Your task is to copy the listing exactly, with the pictures left out.
------
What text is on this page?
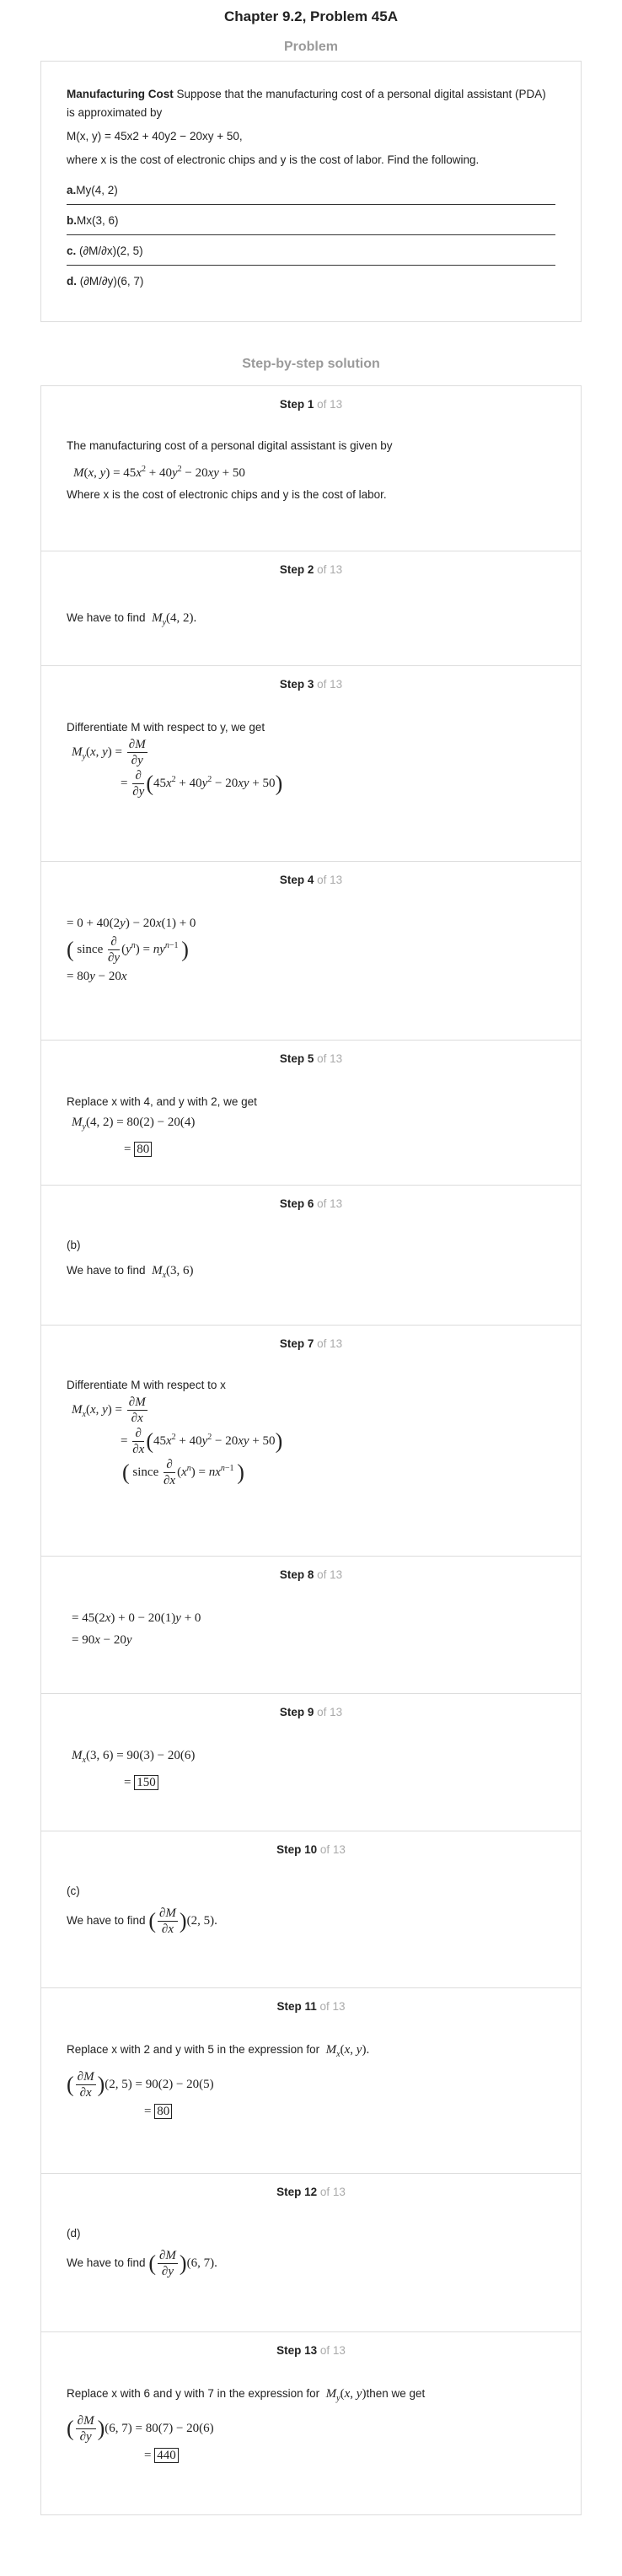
Chapter 9.2, Problem 45A
Problem

Manufacturing Cost Suppose that the manufacturing cost of a personal digital assistant (PDA) is approximated by

M(x, y) = 45x2 + 40y2 − 20xy + 50,

where x is the cost of electronic chips and y is the cost of labor. Find the following.

a.My(4, 2)
b.Mx(3, 6)
c. (∂M/∂x)(2, 5)
d. (∂M/∂y)(6, 7)
Step-by-step solution
Step 1 of 13
The manufacturing cost of a personal digital assistant is given by
M(x, $y) = 45x^2 + 40y^2 - 20xy + 50$
Where x is the cost of electronic chips and y is the cost of labor.
Step 2 of 13
We have to find $M_y(4$, 2).
Step 3 of 13
Differentiate M with respect to y, we get
$M_y(x$, $y) = \frac{\partial M}{\partial y}$
= $\frac{\partial}{\partial y} (45x^2 + 40y^2 - 20xy + 50)$
Step 4 of 13
= 0 + 40(2y) − 20x(1) + 0
( since $\frac{\partial}{\partial y} (y^n) = ny^{n-1}$ )
= 80y − 20x
Step 5 of 13
Replace x with 4, and y with 2, we get
$M_y(4$, 2) = 80(2) − 20(4)
= 80
Step 6 of 13
(b)
We have to find $M_x(3$, 6)
Step 7 of 13
Differentiate M with respect to x
$M_x(x$, $y) = \frac{\partial M}{\partial x}$
= $\frac{\partial}{\partial x} (45x^2 + 40y^2 - 20xy + 50)$
( since $\frac{\partial}{\partial x} (x^n) = nx^{n-1}$ )
Step 8 of 13
= 45(2x) + 0 − 20(1)y + 0
= 90x − 20y
Step 9 of 13
$M_x(3$, 6) = 90(3) − 20(6)
= 150
Step 10 of 13
(c)
We have to find ( $\frac{\partial M}{\partial x} )(2$, 5).
Step 11 of 13
Replace x with 2 and y with 5 in the expression for $M_x(x$, y).
( $\frac{\partial M}{\partial x} )(2$, 5) = 90(2) − 20(5)
= 80
Step 12 of 13
(d)
We have to find ( $\frac{\partial M}{\partial y} )(6$, 7).
Step 13 of 13
Replace x with 6 and y with 7 in the expression for $M_y(x$, y)then we get
( $\frac{\partial M}{\partial y} )(6$, 7) = 80(7) − 20(6)
= 440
------
ANSWER TO THIS EXERCISE:
What text is on this page?
Chapter 9.2, Problem 45A
Problem

Manufacturing Cost Suppose that the manufacturing cost of a personal digital assistant (PDA) is approximated by

M(x, y) = 45x2 + 40y2 − 20xy + 50,

where x is the cost of electronic chips and y is the cost of labor. Find the following.

a.My(4, 2)
b.Mx(3, 6)
c. (∂M/∂x)(2, 5)
d. (∂M/∂y)(6, 7)
Step-by-step solution
Step 1 of 13
The manufacturing cost of a personal digital assistant is given by
M(x, $y) = 45x^2 + 40y^2 - 20xy + 50$
Where x is the cost of electronic chips and y is the cost of labor.
Step 2 of 13
We have to find $M_y(4$, 2).
Step 3 of 13
Differentiate M with respect to y, we get
$M_y(x$, $y) = \frac{\partial M}{\partial y}$
= $\frac{\partial}{\partial y} (45x^2 + 40y^2 - 20xy + 50)$
Step 4 of 13
= 0 + 40(2y) − 20x(1) + 0
( since $\frac{\partial}{\partial y} (y^n) = ny^{n-1}$ )
= 80y − 20x
Step 5 of 13
Replace x with 4, and y with 2, we get
$M_y(4$, 2) = 80(2) − 20(4)
= 80
Step 6 of 13
(b)
We have to find $M_x(3$, 6)
Step 7 of 13
Differentiate M with respect to x
$M_x(x$, $y) = \frac{\partial M}{\partial x}$
= $\frac{\partial}{\partial x} (45x^2 + 40y^2 - 20xy + 50)$
( since $\frac{\partial}{\partial x} (x^n) = nx^{n-1}$ )
Step 8 of 13
= 45(2x) + 0 − 20(1)y + 0
= 90x − 20y
Step 9 of 13
$M_x(3$, 6) = 90(3) − 20(6)
= 150
Step 10 of 13
(c)
We have to find ( $\frac{\partial M}{\partial x} )(2$, 5).
Step 11 of 13
Replace x with 2 and y with 5 in the expression for $M_x(x$, y).
( $\frac{\partial M}{\partial x} )(2$, 5) = 90(2) − 20(5)
= 80
Step 12 of 13
(d)
We have to find ( $\frac{\partial M}{\partial y} )(6$, 7).
Step 13 of 13
Replace x with 6 and y with 7 in the expression for $M_y(x$, y)then we get
( $\frac{\partial M}{\partial y} )(6$, 7) = 80(7) − 20(6)
= 440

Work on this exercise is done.